Aim: Going through the material below, please gather all lines with the word "name" in them.
## Start Task input
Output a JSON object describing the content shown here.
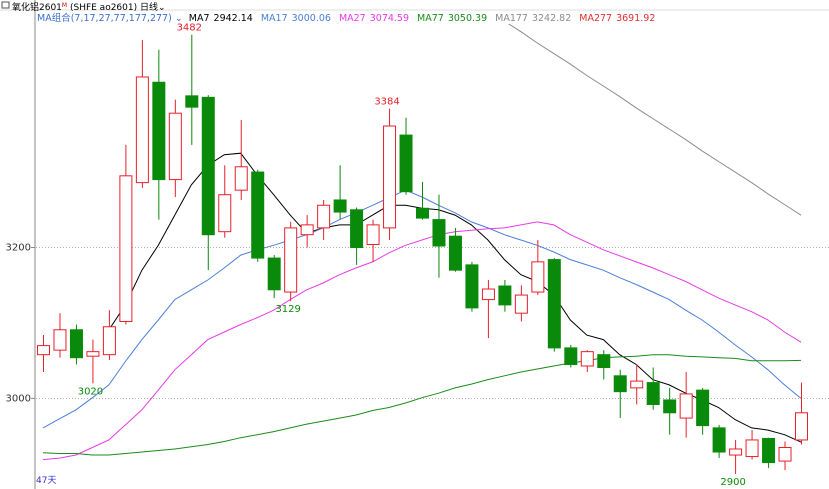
{
  "header": {
    "name": "氧化铝2601",
    "mark": "M",
    "code": "(SHFE ao2601)",
    "period_type": "日线"
  },
  "chart_data": {
    "type": "candlestick",
    "legend_title": "MA组合(7,17,27,77,177,277)",
    "legend_title_color": "#3a6fd0",
    "period": "47天",
    "up_color": "#e8202a",
    "down_color": "#0a8a0a",
    "ylim": [
      2880,
      3528
    ],
    "yticks": [
      3000,
      3200
    ],
    "grid": true,
    "open": [
      3058,
      3064,
      3091,
      3056,
      3058,
      3102,
      3286,
      3419,
      3290,
      3401,
      3399,
      3221,
      3276,
      3300,
      3186,
      3141,
      3217,
      3226,
      3263,
      3250,
      3204,
      3226,
      3349,
      3252,
      3237,
      3215,
      3177,
      3131,
      3149,
      3113,
      3141,
      3184,
      3067,
      3043,
      3058,
      3030,
      3014,
      3021,
      2998,
      2974,
      3011,
      2961,
      2925,
      2923,
      2947,
      2917,
      2945
    ],
    "high": [
      3084,
      3113,
      3098,
      3078,
      3117,
      3336,
      3475,
      3462,
      3396,
      3482,
      3402,
      3309,
      3369,
      3303,
      3190,
      3234,
      3243,
      3263,
      3309,
      3253,
      3237,
      3384,
      3372,
      3287,
      3270,
      3226,
      3181,
      3157,
      3157,
      3150,
      3210,
      3186,
      3071,
      3064,
      3064,
      3038,
      3045,
      3041,
      3014,
      3035,
      3014,
      2965,
      2945,
      2958,
      2948,
      2943,
      3021
    ],
    "low": [
      3035,
      3054,
      3045,
      3020,
      3051,
      3098,
      3279,
      3237,
      3267,
      3336,
      3170,
      3213,
      3263,
      3181,
      3133,
      3129,
      3200,
      3210,
      3237,
      3177,
      3181,
      3210,
      3270,
      3237,
      3160,
      3168,
      3115,
      3080,
      3115,
      3102,
      3137,
      3062,
      3041,
      3035,
      3025,
      2974,
      2992,
      2985,
      2952,
      2948,
      2952,
      2921,
      2900,
      2919,
      2908,
      2905,
      2939
    ],
    "close": [
      3070,
      3091,
      3054,
      3062,
      3095,
      3295,
      3426,
      3290,
      3378,
      3386,
      3217,
      3270,
      3307,
      3186,
      3144,
      3226,
      3230,
      3256,
      3247,
      3200,
      3230,
      3361,
      3274,
      3239,
      3202,
      3170,
      3120,
      3145,
      3124,
      3137,
      3181,
      3067,
      3045,
      3062,
      3041,
      3009,
      3023,
      2992,
      2981,
      3006,
      2964,
      2929,
      2933,
      2945,
      2915,
      2935,
      2981
    ],
    "annotations": [
      3482,
      3384,
      3129,
      3020,
      2900
    ],
    "series": [
      {
        "name": "MA7",
        "color": "#000000",
        "latest": 2942.14,
        "values": [
          null,
          null,
          null,
          null,
          3091,
          3124,
          3170,
          3203,
          3243,
          3283,
          3309,
          3323,
          3325,
          3296,
          3270,
          3243,
          3219,
          3226,
          3230,
          3230,
          3243,
          3256,
          3256,
          3252,
          3250,
          3243,
          3230,
          3210,
          3184,
          3164,
          3155,
          3137,
          3104,
          3084,
          3078,
          3058,
          3045,
          3025,
          3018,
          3007,
          2998,
          2988,
          2972,
          2961,
          2958,
          2952,
          2942.14
        ]
      },
      {
        "name": "MA17",
        "color": "#4a7fd8",
        "latest": 3000.06,
        "values": [
          2961,
          2973,
          2985,
          3001,
          3018,
          3049,
          3078,
          3104,
          3131,
          3144,
          3157,
          3173,
          3190,
          3197,
          3203,
          3210,
          3217,
          3226,
          3237,
          3246,
          3256,
          3266,
          3276,
          3267,
          3256,
          3246,
          3234,
          3226,
          3217,
          3210,
          3203,
          3194,
          3184,
          3177,
          3170,
          3160,
          3151,
          3141,
          3131,
          3117,
          3104,
          3088,
          3071,
          3055,
          3038,
          3018,
          3000.06
        ]
      },
      {
        "name": "MA27",
        "color": "#e83ae8",
        "latest": 3074.59,
        "values": [
          2919,
          2921,
          2925,
          2935,
          2945,
          2965,
          2985,
          3011,
          3038,
          3058,
          3078,
          3088,
          3098,
          3107,
          3117,
          3131,
          3144,
          3153,
          3164,
          3173,
          3181,
          3193,
          3203,
          3210,
          3217,
          3221,
          3223,
          3225,
          3226,
          3230,
          3234,
          3230,
          3217,
          3207,
          3197,
          3189,
          3181,
          3173,
          3164,
          3155,
          3144,
          3133,
          3124,
          3115,
          3104,
          3088,
          3074.59
        ]
      },
      {
        "name": "MA77",
        "color": "#1a8c1a",
        "latest": 3050.39,
        "values": [
          2928,
          2927,
          2927,
          2925,
          2925,
          2927,
          2929,
          2931,
          2933,
          2936,
          2939,
          2943,
          2948,
          2952,
          2956,
          2961,
          2966,
          2970,
          2974,
          2978,
          2984,
          2988,
          2994,
          3001,
          3007,
          3014,
          3019,
          3025,
          3030,
          3035,
          3039,
          3043,
          3047,
          3050,
          3054,
          3055,
          3056,
          3058,
          3058,
          3056,
          3055,
          3054,
          3053,
          3050,
          3050,
          3050,
          3050.39
        ]
      },
      {
        "name": "MA177",
        "color": "#8c8c8c",
        "latest": 3242.82,
        "values": [
          null,
          null,
          null,
          null,
          null,
          null,
          null,
          null,
          null,
          null,
          null,
          null,
          null,
          null,
          null,
          null,
          null,
          null,
          null,
          null,
          null,
          null,
          null,
          null,
          null,
          null,
          3528,
          3514,
          3500,
          3486,
          3471,
          3457,
          3443,
          3428,
          3414,
          3400,
          3385,
          3371,
          3357,
          3343,
          3328,
          3314,
          3300,
          3286,
          3271,
          3257,
          3242.82
        ]
      },
      {
        "name": "MA277",
        "color": "#e03030",
        "latest": 3691.92
      }
    ]
  }
}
## End Task input
The solution:
    "name": "氧化铝2601",
        "name": "MA7",
        "name": "MA17",
        "name": "MA27",
        "name": "MA77",
        "name": "MA177",
        "name": "MA277",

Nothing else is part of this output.